I agreed to help and walked with her to the lobby to meet this hostile person. I stretched out my hand, said hello and introduced myself. The guest wouldn’t shake my hand, stared me down and said, “This is confidential.” So I walked far enough away to still offer safety but not hear the conversation, and waited for my friend.

After the guest left, my friend approached me with her head down in shame, and began to offer apologies on behalf of the guest, for she had forgotten that person was an avid racist.

At first I thought, “How could you forget that!? That was so embarrassing!” Then my friend informed me she had brought a white male friend with her to offer protection with this same person the previous week. She had simply forgotten the character of this guest, and was sorry for that.

In that moment, I realized my friend saw my friendship before she saw my color. She had asked me to come with her to offer protection. She wasn’t unaware of my color, but she saw me as a friend first.

There is no such thing as being racially “colorblind,” nor is the phrase “Love is blind” true. Love enhances our vision. The eyes of love see past the exterior and see the interior. The eyes of love look past the flesh. The eyes of love see the heart.

Remember when choosing David to be the next king, the LORD reminded Samuel that He looks at humans through the eyes of love?

But the LORD said to Samuel, “Do not consider his appearance or his height, for I have rejected him. The LORD does not look at the things people look at. People look at the outward appearance, but the LORD looks at the heart." – 1 Samuel 16:7 (NIV)

Let us ask the LORD for those same eyes.

Records of labeled boxes

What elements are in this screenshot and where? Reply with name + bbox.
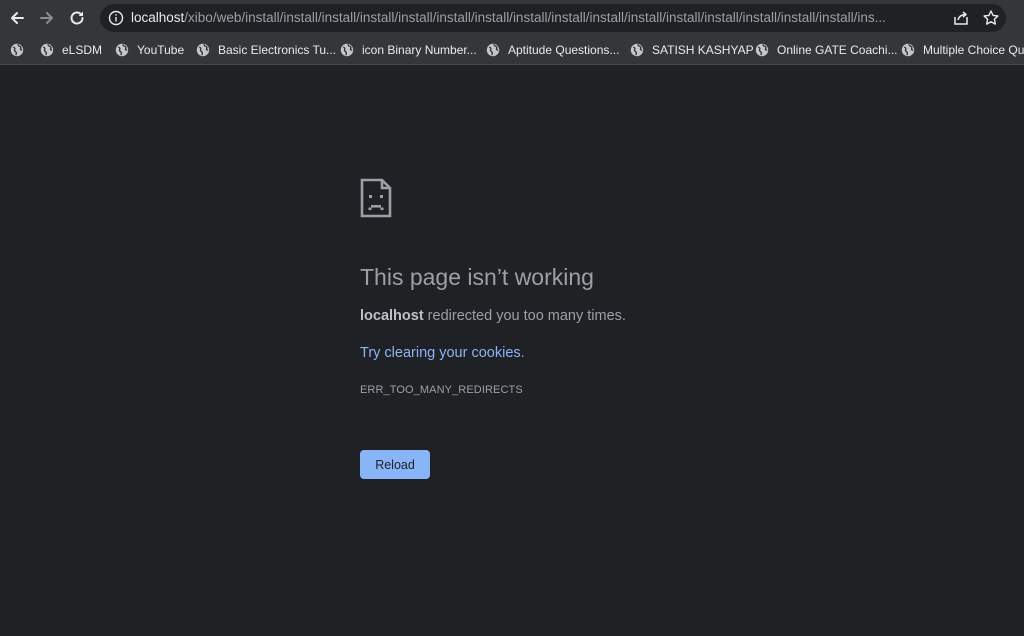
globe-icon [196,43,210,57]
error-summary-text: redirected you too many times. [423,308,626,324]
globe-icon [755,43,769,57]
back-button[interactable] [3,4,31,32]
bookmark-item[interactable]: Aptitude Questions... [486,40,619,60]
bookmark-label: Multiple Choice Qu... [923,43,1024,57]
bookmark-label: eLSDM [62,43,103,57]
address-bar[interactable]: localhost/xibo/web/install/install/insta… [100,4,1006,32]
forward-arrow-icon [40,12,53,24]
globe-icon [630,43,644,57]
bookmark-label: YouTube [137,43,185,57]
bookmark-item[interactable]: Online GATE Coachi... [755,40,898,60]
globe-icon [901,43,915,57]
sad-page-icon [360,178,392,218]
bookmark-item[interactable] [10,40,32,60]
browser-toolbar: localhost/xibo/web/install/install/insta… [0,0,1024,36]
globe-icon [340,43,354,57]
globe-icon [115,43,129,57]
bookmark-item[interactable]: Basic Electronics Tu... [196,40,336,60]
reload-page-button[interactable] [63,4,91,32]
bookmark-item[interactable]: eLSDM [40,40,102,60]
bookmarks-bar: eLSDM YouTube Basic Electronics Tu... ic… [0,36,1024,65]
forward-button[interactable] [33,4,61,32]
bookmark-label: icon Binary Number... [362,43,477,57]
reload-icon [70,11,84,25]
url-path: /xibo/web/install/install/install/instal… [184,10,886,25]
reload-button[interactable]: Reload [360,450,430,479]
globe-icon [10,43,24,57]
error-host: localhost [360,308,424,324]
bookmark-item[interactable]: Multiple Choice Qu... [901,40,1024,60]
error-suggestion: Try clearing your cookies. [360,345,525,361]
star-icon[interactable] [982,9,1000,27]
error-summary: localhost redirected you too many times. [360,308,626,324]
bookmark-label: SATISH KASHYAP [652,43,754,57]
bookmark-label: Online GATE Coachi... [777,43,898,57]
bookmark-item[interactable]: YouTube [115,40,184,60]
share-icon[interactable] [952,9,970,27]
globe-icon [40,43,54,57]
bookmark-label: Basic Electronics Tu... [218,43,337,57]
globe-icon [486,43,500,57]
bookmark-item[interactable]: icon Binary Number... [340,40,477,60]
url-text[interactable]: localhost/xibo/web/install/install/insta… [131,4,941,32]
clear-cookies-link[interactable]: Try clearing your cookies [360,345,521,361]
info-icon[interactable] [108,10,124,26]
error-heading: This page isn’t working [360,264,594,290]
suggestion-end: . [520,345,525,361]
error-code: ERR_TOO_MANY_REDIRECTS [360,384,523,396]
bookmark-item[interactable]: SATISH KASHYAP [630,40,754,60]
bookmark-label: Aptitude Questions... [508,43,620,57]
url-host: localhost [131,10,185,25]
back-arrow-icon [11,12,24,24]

* * *

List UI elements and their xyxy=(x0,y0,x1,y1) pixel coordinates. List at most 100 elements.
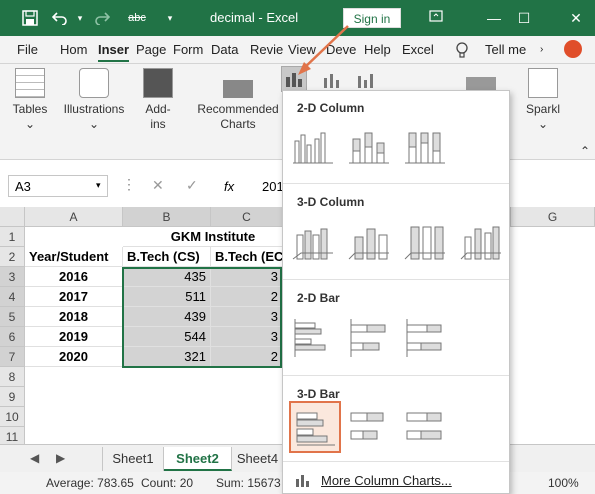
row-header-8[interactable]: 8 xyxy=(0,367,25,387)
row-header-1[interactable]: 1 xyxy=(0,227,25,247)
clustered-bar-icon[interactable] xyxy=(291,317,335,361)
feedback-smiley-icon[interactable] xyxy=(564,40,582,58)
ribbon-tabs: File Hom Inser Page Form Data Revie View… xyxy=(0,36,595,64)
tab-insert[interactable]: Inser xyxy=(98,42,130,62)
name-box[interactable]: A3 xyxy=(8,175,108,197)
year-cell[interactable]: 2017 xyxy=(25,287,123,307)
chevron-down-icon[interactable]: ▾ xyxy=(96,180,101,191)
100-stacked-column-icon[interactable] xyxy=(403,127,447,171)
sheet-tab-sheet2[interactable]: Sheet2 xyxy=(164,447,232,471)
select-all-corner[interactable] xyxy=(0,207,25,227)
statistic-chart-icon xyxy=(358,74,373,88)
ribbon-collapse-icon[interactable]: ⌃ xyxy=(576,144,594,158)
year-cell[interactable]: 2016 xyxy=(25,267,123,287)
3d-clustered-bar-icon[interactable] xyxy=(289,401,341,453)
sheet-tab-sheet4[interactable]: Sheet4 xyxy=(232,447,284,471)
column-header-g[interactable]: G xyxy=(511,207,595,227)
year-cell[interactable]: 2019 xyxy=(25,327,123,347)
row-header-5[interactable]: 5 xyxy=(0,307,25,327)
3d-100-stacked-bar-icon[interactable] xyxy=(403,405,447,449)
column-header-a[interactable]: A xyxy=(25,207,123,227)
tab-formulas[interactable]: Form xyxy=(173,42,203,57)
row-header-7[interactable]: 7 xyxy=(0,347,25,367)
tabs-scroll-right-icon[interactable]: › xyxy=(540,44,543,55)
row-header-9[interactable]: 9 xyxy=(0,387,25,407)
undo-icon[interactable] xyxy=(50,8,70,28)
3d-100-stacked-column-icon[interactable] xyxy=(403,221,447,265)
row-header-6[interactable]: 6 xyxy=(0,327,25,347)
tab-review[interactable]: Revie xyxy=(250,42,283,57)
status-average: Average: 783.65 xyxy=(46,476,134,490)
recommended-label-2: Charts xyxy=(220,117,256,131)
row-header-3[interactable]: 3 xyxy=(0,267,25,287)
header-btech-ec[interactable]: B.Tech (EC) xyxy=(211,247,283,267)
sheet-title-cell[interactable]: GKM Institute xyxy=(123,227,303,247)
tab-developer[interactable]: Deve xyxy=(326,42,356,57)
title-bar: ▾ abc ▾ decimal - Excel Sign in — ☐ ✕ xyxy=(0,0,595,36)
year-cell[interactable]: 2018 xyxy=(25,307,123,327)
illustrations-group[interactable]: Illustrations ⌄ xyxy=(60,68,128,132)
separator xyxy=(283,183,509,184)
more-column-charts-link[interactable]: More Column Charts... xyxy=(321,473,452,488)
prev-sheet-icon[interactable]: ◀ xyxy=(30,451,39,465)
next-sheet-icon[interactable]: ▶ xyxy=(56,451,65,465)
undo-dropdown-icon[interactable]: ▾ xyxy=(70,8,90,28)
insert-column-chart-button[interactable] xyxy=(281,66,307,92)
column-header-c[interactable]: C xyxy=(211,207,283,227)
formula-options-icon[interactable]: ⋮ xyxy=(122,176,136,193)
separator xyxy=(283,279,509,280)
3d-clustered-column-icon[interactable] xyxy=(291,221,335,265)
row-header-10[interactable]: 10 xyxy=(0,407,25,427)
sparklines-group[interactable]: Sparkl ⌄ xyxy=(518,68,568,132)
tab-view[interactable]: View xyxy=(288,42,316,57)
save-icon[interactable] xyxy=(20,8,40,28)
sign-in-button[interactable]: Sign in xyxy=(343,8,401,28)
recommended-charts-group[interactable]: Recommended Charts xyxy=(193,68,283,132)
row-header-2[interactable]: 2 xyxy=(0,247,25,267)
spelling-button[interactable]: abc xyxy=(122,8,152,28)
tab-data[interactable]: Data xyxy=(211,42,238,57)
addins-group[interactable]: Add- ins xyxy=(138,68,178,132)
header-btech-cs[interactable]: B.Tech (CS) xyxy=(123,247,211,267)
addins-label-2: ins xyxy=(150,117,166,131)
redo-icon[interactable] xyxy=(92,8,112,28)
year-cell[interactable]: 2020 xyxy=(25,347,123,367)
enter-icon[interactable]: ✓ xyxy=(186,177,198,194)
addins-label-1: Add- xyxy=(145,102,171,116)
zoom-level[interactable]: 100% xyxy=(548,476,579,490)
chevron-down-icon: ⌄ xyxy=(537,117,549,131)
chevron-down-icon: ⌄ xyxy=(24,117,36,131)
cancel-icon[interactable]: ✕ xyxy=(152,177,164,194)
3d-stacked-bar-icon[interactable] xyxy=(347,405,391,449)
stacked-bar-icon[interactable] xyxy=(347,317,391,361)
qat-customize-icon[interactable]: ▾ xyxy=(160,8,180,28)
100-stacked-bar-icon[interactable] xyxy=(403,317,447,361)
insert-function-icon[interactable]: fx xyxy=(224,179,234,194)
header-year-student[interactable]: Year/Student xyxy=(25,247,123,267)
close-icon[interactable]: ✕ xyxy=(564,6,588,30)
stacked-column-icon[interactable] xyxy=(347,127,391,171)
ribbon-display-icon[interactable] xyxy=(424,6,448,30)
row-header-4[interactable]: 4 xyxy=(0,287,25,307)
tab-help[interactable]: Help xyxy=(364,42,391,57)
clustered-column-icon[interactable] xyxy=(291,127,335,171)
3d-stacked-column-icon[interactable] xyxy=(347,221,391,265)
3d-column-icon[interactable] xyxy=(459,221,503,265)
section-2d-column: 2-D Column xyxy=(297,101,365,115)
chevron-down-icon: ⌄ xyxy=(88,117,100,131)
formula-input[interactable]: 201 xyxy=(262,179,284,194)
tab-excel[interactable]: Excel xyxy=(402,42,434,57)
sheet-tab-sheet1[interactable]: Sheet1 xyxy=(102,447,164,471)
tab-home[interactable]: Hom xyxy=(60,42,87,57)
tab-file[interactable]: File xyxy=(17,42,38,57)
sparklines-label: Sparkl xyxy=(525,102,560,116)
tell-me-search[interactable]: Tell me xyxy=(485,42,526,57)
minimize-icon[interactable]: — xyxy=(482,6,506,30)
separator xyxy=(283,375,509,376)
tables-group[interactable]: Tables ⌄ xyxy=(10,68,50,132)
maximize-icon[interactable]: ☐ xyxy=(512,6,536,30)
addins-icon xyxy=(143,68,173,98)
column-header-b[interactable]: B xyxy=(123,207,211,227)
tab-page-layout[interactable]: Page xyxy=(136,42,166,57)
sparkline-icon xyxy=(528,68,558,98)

...

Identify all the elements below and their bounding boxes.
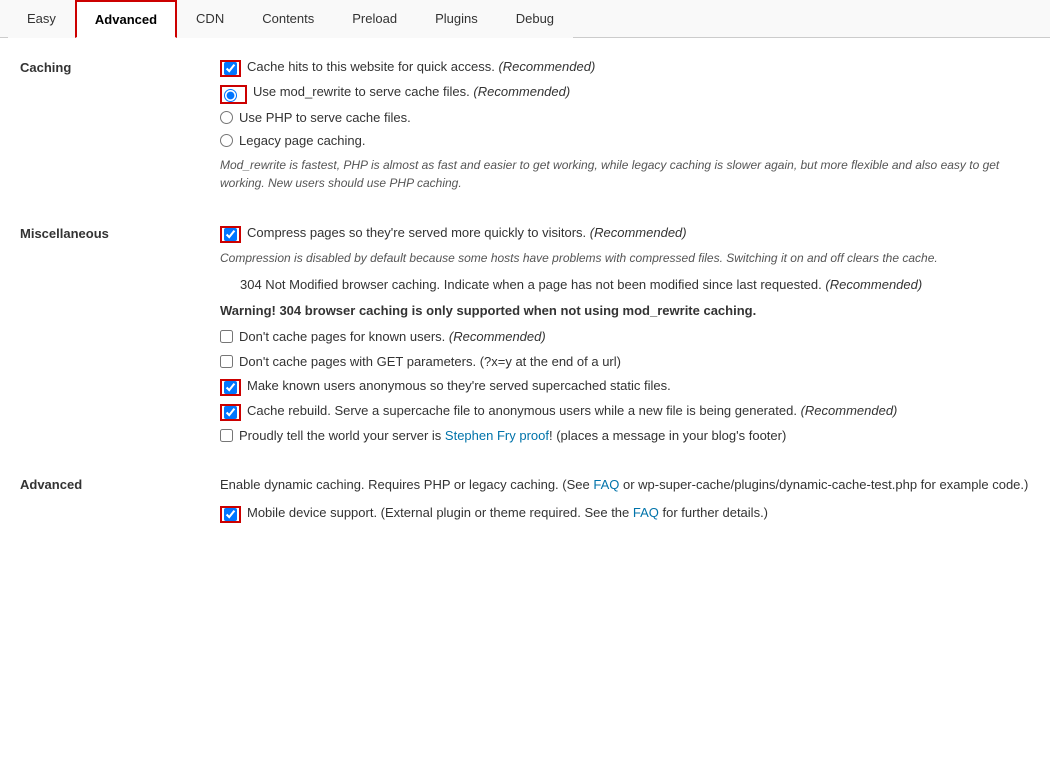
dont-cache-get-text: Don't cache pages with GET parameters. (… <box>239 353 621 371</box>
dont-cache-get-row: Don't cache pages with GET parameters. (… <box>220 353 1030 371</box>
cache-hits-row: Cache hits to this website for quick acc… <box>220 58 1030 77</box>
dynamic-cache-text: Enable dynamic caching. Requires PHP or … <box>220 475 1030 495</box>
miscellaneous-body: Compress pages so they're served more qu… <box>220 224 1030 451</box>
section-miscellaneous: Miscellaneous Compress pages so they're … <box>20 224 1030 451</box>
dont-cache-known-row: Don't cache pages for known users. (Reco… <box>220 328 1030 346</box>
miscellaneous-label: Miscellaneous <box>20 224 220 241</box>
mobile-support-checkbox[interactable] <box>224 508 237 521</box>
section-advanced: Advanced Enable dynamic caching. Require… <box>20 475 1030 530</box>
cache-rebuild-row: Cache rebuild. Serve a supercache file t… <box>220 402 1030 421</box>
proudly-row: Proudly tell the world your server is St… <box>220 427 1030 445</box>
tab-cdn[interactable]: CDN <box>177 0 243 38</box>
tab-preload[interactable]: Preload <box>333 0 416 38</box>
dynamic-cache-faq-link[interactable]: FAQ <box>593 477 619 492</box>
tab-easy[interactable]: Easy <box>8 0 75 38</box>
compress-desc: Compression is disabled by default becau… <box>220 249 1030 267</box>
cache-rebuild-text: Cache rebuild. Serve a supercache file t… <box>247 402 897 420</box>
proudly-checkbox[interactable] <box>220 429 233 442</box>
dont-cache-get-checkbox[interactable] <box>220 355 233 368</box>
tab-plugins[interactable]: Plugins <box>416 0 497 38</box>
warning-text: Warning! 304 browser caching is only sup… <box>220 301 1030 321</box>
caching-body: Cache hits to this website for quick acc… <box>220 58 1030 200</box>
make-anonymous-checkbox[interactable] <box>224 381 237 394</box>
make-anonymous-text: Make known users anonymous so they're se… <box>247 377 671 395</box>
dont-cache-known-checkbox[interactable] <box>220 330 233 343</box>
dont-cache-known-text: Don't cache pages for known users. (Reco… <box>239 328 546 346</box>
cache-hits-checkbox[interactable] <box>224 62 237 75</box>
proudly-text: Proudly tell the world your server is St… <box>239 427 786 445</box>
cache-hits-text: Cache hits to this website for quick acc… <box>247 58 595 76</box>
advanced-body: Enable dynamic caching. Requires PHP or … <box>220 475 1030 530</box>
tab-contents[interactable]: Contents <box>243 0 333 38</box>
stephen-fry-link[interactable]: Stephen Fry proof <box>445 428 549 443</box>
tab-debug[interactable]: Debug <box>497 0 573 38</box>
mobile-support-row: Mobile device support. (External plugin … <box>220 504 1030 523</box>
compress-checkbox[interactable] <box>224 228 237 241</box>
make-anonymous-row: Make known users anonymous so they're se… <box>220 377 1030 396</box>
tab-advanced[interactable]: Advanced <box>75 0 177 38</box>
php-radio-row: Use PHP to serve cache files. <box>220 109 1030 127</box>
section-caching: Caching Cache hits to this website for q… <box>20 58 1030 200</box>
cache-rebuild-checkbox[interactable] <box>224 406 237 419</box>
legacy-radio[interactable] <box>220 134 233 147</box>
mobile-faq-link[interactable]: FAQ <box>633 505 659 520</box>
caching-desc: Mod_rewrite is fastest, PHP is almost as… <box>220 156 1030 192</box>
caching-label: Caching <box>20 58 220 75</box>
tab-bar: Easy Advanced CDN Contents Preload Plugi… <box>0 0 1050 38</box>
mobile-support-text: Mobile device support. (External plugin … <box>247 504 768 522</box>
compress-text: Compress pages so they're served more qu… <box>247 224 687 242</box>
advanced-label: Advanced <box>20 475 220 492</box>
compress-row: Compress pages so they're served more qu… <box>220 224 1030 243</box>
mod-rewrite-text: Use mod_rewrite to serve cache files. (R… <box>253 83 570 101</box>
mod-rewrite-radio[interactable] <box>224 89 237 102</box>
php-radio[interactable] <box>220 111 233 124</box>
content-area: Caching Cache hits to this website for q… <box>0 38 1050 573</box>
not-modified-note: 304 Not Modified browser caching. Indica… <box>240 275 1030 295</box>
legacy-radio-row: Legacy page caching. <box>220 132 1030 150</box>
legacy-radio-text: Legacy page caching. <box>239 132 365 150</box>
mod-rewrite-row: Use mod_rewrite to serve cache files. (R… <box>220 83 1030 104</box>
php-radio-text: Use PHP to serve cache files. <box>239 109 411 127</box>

=== Exercises to complete ===
- A) In the passage about friendship, what did the guest say after refusing to shake hands?
- B) Locate every line of the records that contains the string "Questions", matching case exactly, and copy each of those lines.
The passage about friendship and the records were taken from unrelated sources.

=== Response list ===
- A) The guest said, "This is confidential."

- B)
bookmark-item[interactable]: Aptitude Questions... [486,40,619,60]
bookmark-label: Aptitude Questions... [508,43,620,57]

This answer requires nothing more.